(WRITTEN INSTRUCTION): Each entry below is to be duplicated verbatim.
--- SOURCE MATERIAL ---
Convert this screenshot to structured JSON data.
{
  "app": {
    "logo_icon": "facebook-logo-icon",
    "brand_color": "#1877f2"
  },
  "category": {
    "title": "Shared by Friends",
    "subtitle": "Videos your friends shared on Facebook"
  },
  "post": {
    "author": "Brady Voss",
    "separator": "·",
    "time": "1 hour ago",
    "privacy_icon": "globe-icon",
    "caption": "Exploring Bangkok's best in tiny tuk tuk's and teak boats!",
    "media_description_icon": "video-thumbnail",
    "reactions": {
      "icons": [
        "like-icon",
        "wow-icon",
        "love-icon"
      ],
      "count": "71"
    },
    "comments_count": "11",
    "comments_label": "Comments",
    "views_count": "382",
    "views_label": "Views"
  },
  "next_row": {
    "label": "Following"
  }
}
---
(THE RESPONSE):
Convert this screenshot to structured JSON data.
{
  "app": {
    "logo_icon": "facebook-logo-icon",
    "brand_color": "#1877f2"
  },
  "category": {
    "title": "Shared by Friends",
    "subtitle": "Videos your friends shared on Facebook"
  },
  "post": {
    "author": "Brady Voss",
    "separator": "·",
    "time": "1 hour ago",
    "privacy_icon": "globe-icon",
    "caption": "Exploring Bangkok's best in tiny tuk tuk's and teak boats!",
    "media_description_icon": "video-thumbnail",
    "reactions": {
      "icons": [
        "like-icon",
        "wow-icon",
        "love-icon"
      ],
      "count": "71"
    },
    "comments_count": "11",
    "comments_label": "Comments",
    "views_count": "382",
    "views_label": "Views"
  },
  "next_row": {
    "label": "Following"
  }
}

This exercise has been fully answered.